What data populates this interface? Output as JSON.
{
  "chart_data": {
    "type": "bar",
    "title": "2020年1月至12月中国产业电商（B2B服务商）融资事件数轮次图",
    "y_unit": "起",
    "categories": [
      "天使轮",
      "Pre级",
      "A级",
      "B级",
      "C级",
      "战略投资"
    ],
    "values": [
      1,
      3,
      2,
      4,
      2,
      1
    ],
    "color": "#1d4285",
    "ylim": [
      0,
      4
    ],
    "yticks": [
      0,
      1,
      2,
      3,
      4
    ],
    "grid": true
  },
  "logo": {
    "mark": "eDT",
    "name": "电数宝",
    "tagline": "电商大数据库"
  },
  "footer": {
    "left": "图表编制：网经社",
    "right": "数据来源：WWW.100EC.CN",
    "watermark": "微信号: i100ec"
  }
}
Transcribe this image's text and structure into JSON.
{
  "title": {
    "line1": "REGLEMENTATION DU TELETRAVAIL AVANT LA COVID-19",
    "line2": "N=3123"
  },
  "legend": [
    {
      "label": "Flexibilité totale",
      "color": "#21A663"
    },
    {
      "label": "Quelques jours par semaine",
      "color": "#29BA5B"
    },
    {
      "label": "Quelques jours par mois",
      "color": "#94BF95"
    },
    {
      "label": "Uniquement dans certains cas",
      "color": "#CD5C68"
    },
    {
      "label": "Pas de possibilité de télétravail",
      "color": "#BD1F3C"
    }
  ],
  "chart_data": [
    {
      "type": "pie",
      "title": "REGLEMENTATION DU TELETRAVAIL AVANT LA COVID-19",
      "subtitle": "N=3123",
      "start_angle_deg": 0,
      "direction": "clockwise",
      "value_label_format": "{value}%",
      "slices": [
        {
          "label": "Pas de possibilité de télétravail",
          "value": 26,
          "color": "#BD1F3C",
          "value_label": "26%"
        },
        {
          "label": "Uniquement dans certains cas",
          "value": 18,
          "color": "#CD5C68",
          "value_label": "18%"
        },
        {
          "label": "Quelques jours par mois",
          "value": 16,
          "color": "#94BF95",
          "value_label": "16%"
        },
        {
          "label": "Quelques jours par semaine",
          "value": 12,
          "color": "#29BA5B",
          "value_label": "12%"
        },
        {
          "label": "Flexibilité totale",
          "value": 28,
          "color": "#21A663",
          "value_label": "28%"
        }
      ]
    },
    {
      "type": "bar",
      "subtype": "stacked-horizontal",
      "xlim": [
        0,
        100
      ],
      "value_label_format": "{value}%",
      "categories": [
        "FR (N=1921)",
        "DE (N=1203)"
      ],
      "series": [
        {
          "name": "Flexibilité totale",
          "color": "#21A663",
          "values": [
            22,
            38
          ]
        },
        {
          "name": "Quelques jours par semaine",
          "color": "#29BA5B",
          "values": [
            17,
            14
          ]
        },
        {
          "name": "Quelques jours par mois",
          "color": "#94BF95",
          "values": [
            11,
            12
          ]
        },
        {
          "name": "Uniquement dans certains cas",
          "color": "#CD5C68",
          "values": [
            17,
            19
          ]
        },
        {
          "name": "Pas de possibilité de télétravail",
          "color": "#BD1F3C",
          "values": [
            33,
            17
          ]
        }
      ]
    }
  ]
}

→ WHAT THE TASK REQUIRES
Give the entries once more, exactly as they appear.

→ PROBLEM SOLUTION
What data populates this interface? Output as JSON.
{
  "chart_data": {
    "type": "bar",
    "title": "2020年1月至12月中国产业电商（B2B服务商）融资事件数轮次图",
    "y_unit": "起",
    "categories": [
      "天使轮",
      "Pre级",
      "A级",
      "B级",
      "C级",
      "战略投资"
    ],
    "values": [
      1,
      3,
      2,
      4,
      2,
      1
    ],
    "color": "#1d4285",
    "ylim": [
      0,
      4
    ],
    "yticks": [
      0,
      1,
      2,
      3,
      4
    ],
    "grid": true
  },
  "logo": {
    "mark": "eDT",
    "name": "电数宝",
    "tagline": "电商大数据库"
  },
  "footer": {
    "left": "图表编制：网经社",
    "right": "数据来源：WWW.100EC.CN",
    "watermark": "微信号: i100ec"
  }
}
Transcribe this image's text and structure into JSON.
{
  "title": {
    "line1": "REGLEMENTATION DU TELETRAVAIL AVANT LA COVID-19",
    "line2": "N=3123"
  },
  "legend": [
    {
      "label": "Flexibilité totale",
      "color": "#21A663"
    },
    {
      "label": "Quelques jours par semaine",
      "color": "#29BA5B"
    },
    {
      "label": "Quelques jours par mois",
      "color": "#94BF95"
    },
    {
      "label": "Uniquement dans certains cas",
      "color": "#CD5C68"
    },
    {
      "label": "Pas de possibilité de télétravail",
      "color": "#BD1F3C"
    }
  ],
  "chart_data": [
    {
      "type": "pie",
      "title": "REGLEMENTATION DU TELETRAVAIL AVANT LA COVID-19",
      "subtitle": "N=3123",
      "start_angle_deg": 0,
      "direction": "clockwise",
      "value_label_format": "{value}%",
      "slices": [
        {
          "label": "Pas de possibilité de télétravail",
          "value": 26,
          "color": "#BD1F3C",
          "value_label": "26%"
        },
        {
          "label": "Uniquement dans certains cas",
          "value": 18,
          "color": "#CD5C68",
          "value_label": "18%"
        },
        {
          "label": "Quelques jours par mois",
          "value": 16,
          "color": "#94BF95",
          "value_label": "16%"
        },
        {
          "label": "Quelques jours par semaine",
          "value": 12,
          "color": "#29BA5B",
          "value_label": "12%"
        },
        {
          "label": "Flexibilité totale",
          "value": 28,
          "color": "#21A663",
          "value_label": "28%"
        }
      ]
    },
    {
      "type": "bar",
      "subtype": "stacked-horizontal",
      "xlim": [
        0,
        100
      ],
      "value_label_format": "{value}%",
      "categories": [
        "FR (N=1921)",
        "DE (N=1203)"
      ],
      "series": [
        {
          "name": "Flexibilité totale",
          "color": "#21A663",
          "values": [
            22,
            38
          ]
        },
        {
          "name": "Quelques jours par semaine",
          "color": "#29BA5B",
          "values": [
            17,
            14
          ]
        },
        {
          "name": "Quelques jours par mois",
          "color": "#94BF95",
          "values": [
            11,
            12
          ]
        },
        {
          "name": "Uniquement dans certains cas",
          "color": "#CD5C68",
          "values": [
            17,
            19
          ]
        },
        {
          "name": "Pas de possibilité de télétravail",
          "color": "#BD1F3C",
          "values": [
            33,
            17
          ]
        }
      ]
    }
  ]
}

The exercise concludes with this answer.